Collected data entries:
--- START ---
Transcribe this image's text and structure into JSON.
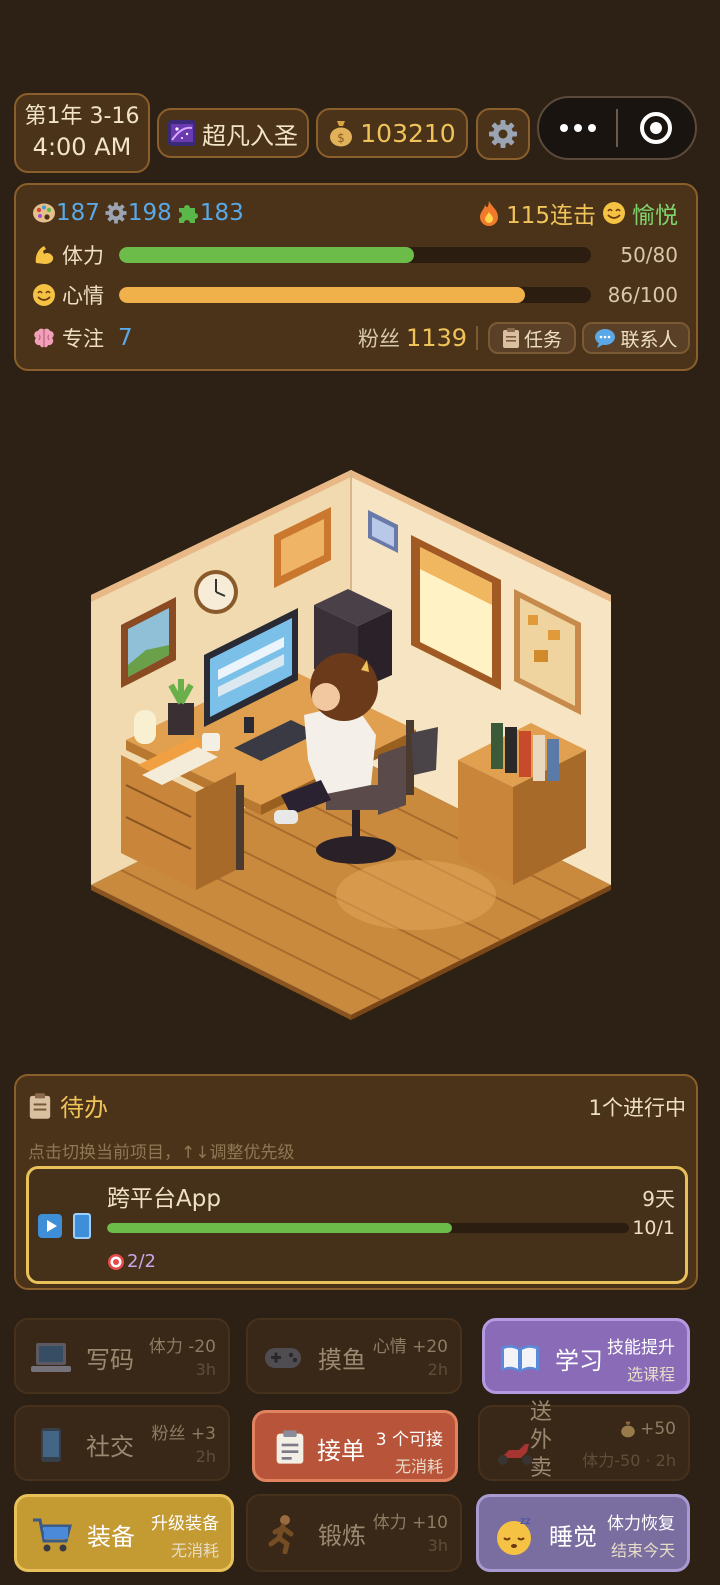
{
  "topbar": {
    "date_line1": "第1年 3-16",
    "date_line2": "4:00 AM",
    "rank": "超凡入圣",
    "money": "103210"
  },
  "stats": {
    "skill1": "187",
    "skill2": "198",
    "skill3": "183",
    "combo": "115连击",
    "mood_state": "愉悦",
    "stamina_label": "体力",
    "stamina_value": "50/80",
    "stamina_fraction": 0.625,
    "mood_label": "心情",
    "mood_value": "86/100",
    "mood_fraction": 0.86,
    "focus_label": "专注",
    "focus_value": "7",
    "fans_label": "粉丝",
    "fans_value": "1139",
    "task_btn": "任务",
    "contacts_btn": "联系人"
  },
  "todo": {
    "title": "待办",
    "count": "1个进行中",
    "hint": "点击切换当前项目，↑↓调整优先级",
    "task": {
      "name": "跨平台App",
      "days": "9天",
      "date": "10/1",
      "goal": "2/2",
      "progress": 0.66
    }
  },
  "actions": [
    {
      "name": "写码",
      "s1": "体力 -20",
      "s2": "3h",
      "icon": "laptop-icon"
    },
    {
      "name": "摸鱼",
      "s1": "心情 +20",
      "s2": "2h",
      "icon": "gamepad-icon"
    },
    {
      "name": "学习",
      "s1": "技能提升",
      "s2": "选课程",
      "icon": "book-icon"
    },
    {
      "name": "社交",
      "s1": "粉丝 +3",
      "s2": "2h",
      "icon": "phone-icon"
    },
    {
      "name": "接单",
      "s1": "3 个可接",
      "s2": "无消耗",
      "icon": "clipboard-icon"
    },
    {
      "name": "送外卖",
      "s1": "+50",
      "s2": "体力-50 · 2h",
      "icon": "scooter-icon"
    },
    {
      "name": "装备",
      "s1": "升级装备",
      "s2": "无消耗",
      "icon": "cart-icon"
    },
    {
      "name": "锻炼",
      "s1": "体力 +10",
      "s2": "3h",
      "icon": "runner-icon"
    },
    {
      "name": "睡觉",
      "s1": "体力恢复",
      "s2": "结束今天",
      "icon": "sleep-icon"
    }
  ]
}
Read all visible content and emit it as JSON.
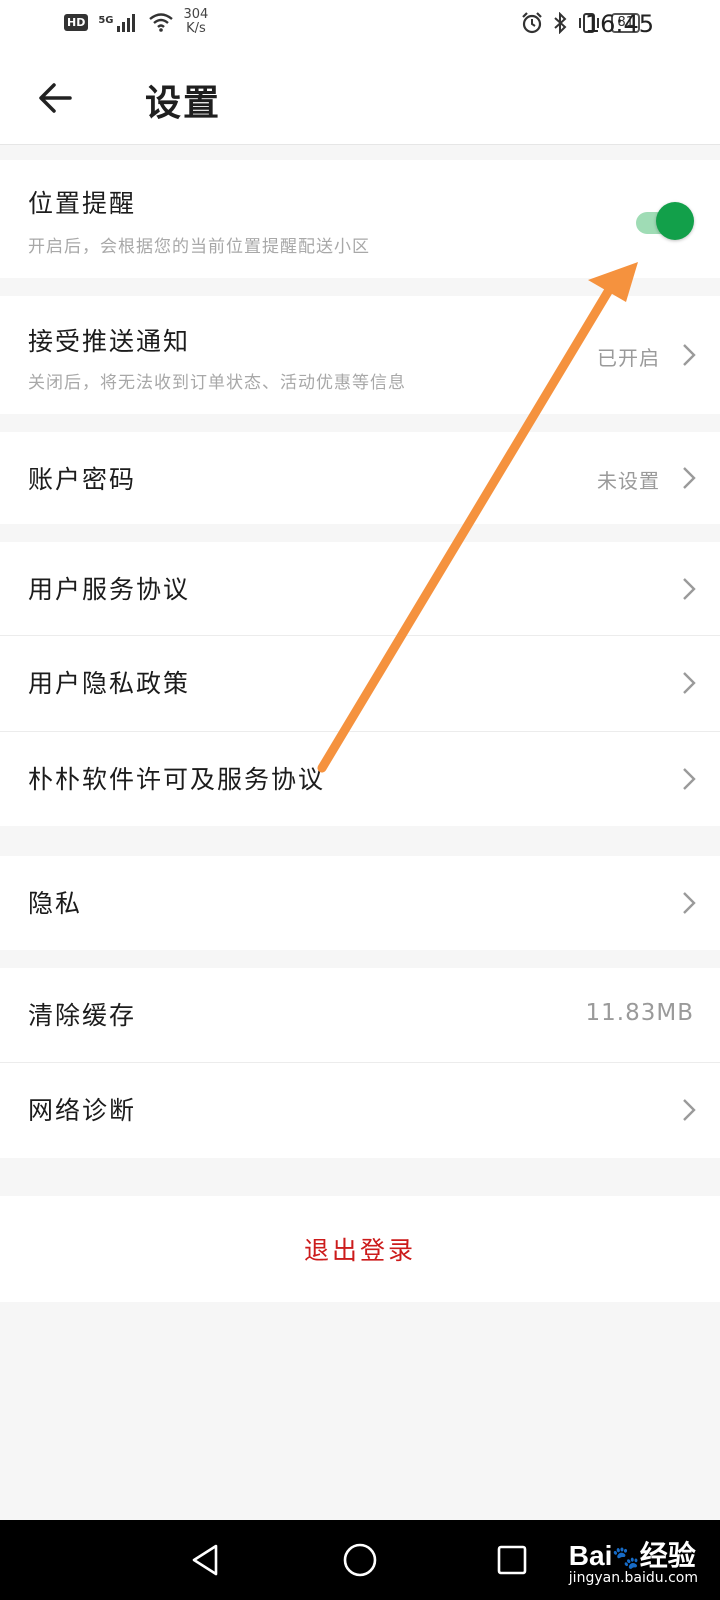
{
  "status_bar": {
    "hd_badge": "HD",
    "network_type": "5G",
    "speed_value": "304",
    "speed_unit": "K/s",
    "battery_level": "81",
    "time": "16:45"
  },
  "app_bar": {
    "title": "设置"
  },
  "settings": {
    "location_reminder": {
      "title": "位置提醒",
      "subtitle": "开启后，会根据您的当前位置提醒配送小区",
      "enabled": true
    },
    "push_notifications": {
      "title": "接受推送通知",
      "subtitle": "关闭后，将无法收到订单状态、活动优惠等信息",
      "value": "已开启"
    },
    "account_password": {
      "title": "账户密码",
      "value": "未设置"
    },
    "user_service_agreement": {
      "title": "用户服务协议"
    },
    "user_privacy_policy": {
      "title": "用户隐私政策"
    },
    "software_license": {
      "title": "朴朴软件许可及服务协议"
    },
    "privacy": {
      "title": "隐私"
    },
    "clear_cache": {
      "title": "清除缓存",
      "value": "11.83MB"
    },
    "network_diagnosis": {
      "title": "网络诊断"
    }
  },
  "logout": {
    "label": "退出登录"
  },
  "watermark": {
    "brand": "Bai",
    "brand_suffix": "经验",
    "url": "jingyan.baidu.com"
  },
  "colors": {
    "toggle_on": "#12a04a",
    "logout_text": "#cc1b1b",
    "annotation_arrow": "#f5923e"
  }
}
--- END ---
--- START ---
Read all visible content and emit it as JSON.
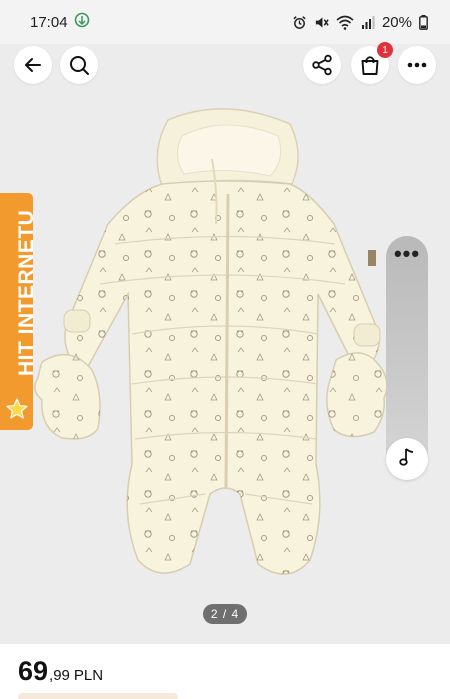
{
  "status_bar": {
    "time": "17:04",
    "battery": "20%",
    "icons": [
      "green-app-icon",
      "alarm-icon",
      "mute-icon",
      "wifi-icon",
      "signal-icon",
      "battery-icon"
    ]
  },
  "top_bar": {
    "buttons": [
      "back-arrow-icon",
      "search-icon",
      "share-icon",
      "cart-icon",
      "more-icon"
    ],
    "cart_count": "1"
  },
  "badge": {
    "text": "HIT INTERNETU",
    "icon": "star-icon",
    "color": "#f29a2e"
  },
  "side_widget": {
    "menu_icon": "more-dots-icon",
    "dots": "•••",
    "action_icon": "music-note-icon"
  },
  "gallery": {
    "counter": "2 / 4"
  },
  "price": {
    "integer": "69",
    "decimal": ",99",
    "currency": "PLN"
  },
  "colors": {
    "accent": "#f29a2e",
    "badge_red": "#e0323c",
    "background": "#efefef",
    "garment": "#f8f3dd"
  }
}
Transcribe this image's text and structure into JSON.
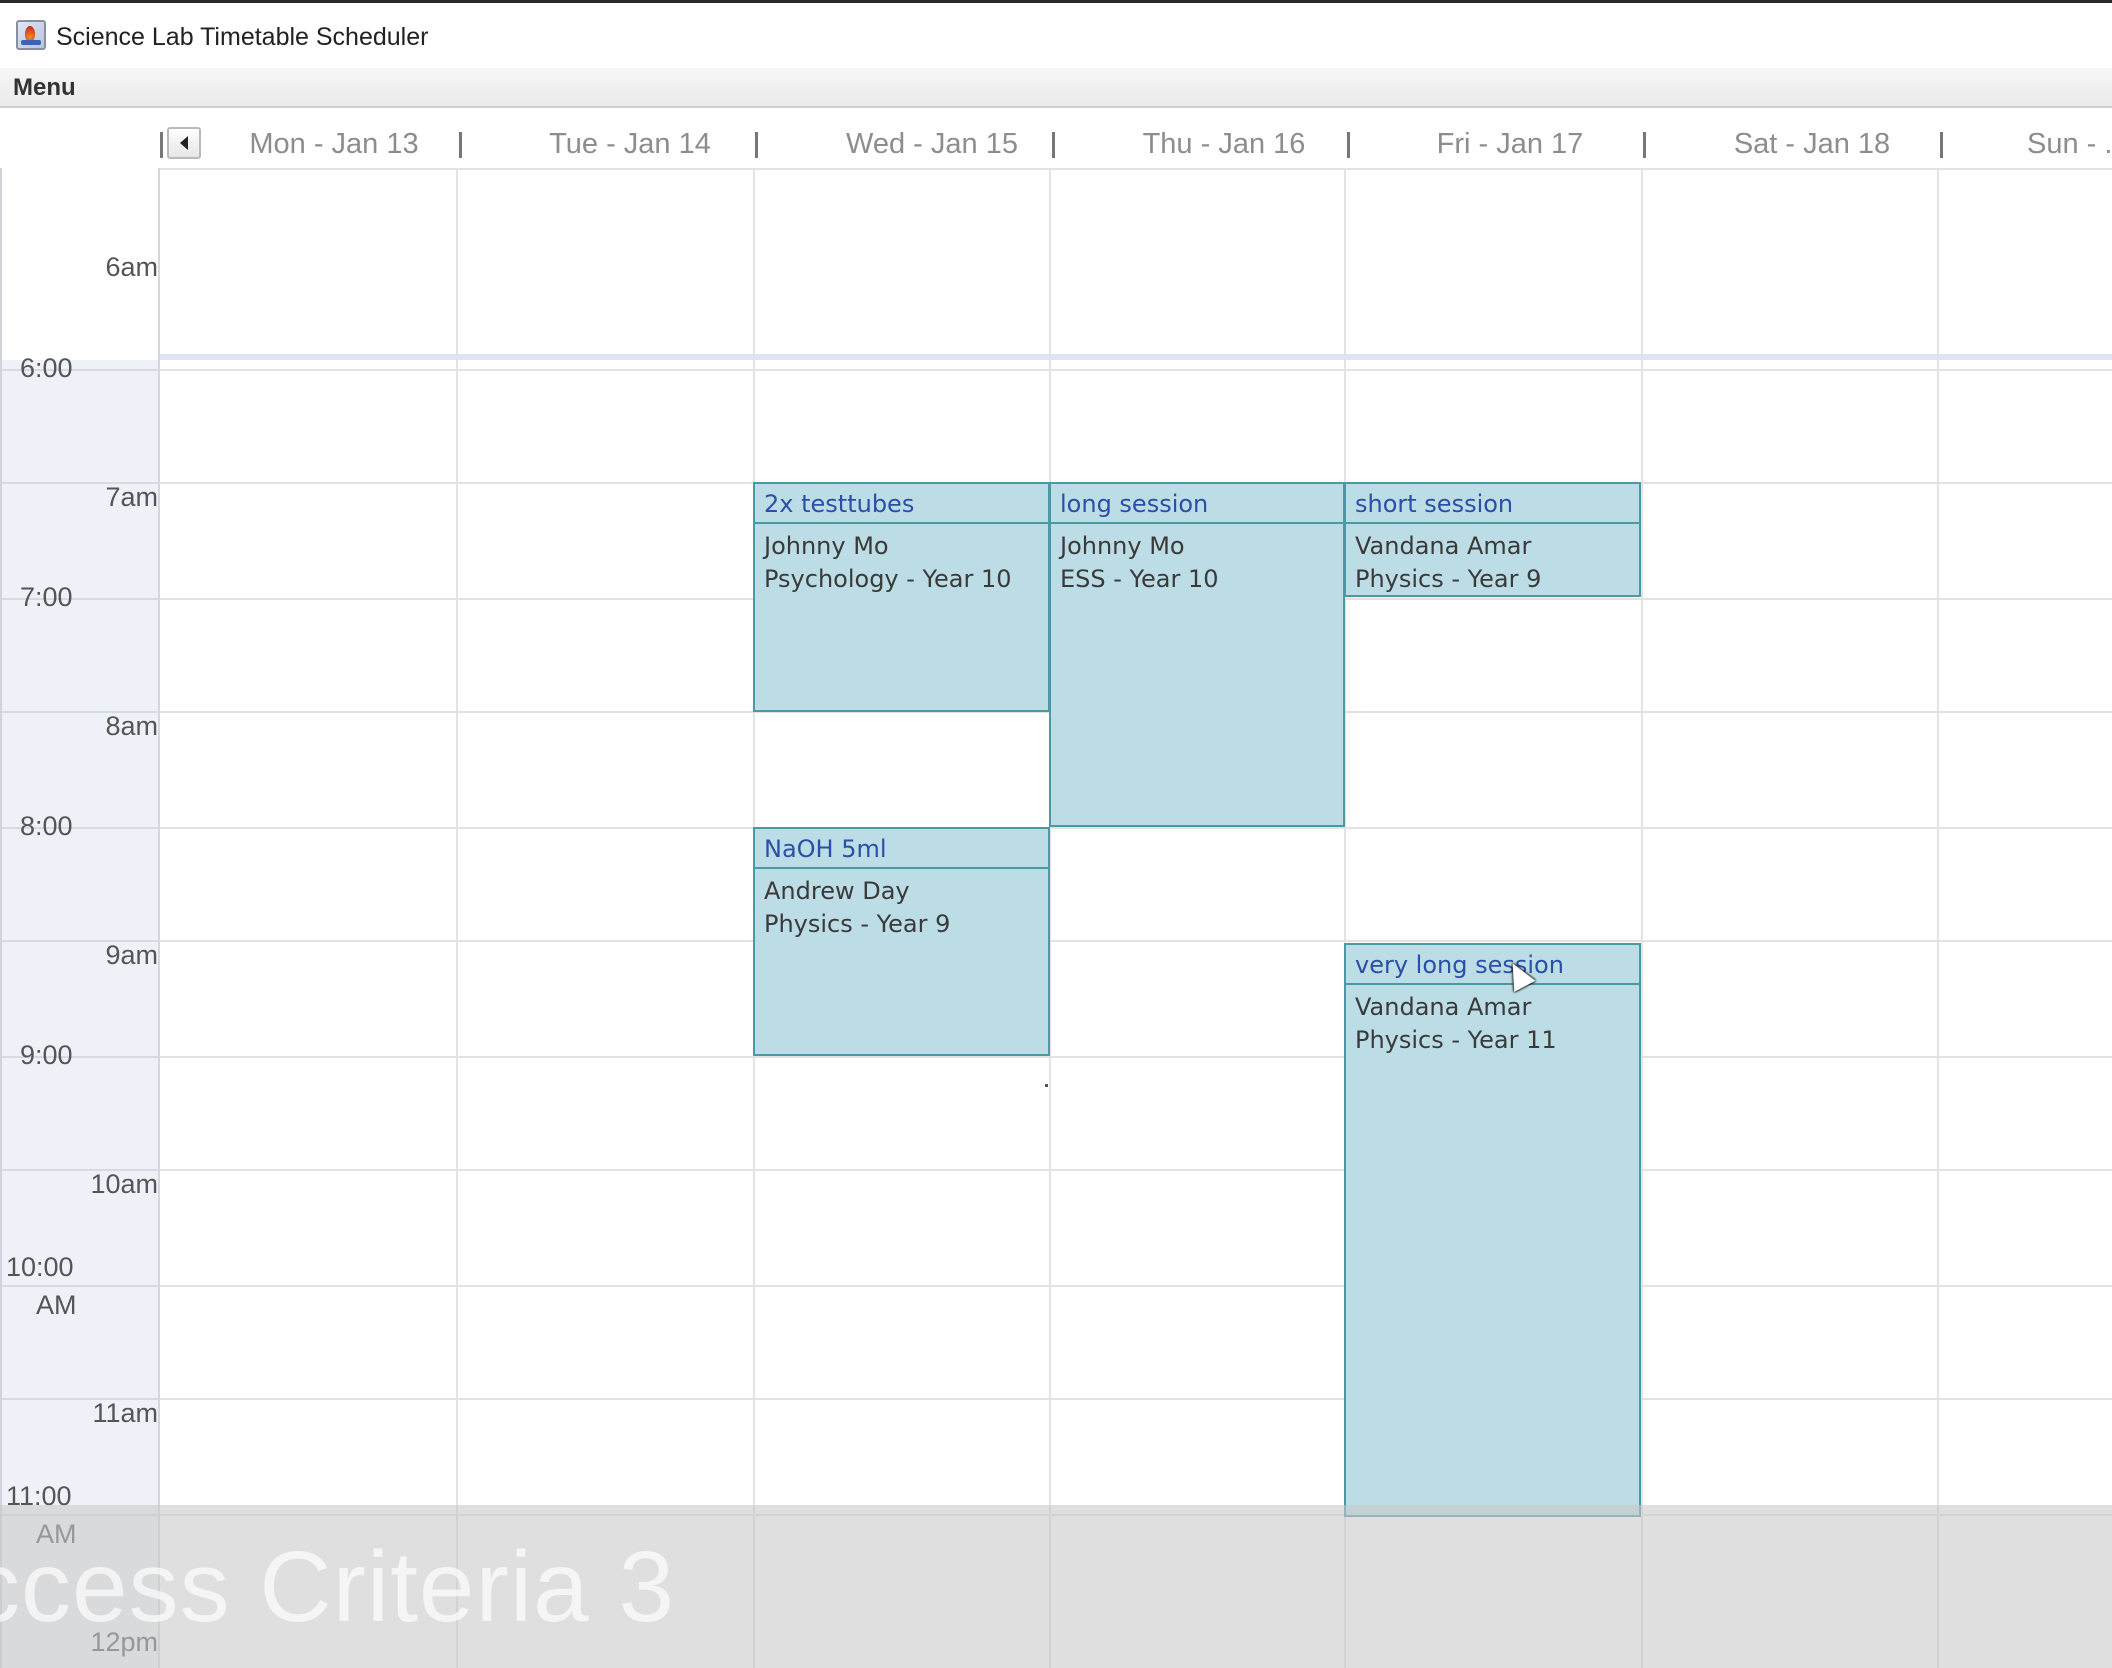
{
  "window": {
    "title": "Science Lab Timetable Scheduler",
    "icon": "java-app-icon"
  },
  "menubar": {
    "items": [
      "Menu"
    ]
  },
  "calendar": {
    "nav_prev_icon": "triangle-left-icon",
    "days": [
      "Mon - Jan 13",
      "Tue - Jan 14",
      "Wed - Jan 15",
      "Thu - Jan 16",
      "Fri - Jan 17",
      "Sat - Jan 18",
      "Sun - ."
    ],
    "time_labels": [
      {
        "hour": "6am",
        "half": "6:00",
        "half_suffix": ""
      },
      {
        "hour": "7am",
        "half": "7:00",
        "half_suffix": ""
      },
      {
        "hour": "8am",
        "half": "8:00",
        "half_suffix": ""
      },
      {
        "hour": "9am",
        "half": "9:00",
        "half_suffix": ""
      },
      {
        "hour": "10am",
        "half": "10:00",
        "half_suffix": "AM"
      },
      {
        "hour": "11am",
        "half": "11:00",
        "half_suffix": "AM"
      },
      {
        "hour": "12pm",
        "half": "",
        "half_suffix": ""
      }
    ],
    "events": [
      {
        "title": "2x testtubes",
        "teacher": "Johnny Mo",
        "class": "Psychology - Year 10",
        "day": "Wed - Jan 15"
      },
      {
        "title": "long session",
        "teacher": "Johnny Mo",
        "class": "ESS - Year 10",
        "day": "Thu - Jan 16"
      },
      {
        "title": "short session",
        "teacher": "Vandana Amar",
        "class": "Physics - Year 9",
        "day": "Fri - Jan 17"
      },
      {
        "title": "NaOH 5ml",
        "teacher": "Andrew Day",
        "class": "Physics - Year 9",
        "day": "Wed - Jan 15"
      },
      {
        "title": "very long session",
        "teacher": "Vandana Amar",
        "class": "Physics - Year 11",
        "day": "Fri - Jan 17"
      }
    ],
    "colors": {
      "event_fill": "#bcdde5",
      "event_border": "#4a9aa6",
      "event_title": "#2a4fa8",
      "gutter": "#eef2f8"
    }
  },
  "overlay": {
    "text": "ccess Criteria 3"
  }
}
--- END ---
In the entries above, how many lines contain the word "name"? Answer with the number only.

10